What you have to do: Could you write out every entry exactly as it stands?

Source data:

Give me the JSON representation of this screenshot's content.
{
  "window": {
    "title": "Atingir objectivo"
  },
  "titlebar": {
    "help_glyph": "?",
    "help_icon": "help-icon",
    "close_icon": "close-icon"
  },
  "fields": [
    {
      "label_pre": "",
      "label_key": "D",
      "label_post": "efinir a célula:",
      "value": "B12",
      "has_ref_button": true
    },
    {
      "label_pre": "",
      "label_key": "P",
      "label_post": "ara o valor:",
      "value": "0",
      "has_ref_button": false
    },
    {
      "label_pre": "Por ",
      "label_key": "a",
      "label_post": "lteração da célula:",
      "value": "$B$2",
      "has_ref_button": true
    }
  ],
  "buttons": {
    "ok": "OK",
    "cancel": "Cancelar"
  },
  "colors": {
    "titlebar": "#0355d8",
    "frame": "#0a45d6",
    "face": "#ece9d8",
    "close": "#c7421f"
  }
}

Reply:
Give me the JSON representation of this screenshot's content.
{
  "window": {
    "title": "Atingir objectivo"
  },
  "titlebar": {
    "help_glyph": "?",
    "help_icon": "help-icon",
    "close_icon": "close-icon"
  },
  "fields": [
    {
      "label_pre": "",
      "label_key": "D",
      "label_post": "efinir a célula:",
      "value": "B12",
      "has_ref_button": true
    },
    {
      "label_pre": "",
      "label_key": "P",
      "label_post": "ara o valor:",
      "value": "0",
      "has_ref_button": false
    },
    {
      "label_pre": "Por ",
      "label_key": "a",
      "label_post": "lteração da célula:",
      "value": "$B$2",
      "has_ref_button": true
    }
  ],
  "buttons": {
    "ok": "OK",
    "cancel": "Cancelar"
  },
  "colors": {
    "titlebar": "#0355d8",
    "frame": "#0a45d6",
    "face": "#ece9d8",
    "close": "#c7421f"
  }
}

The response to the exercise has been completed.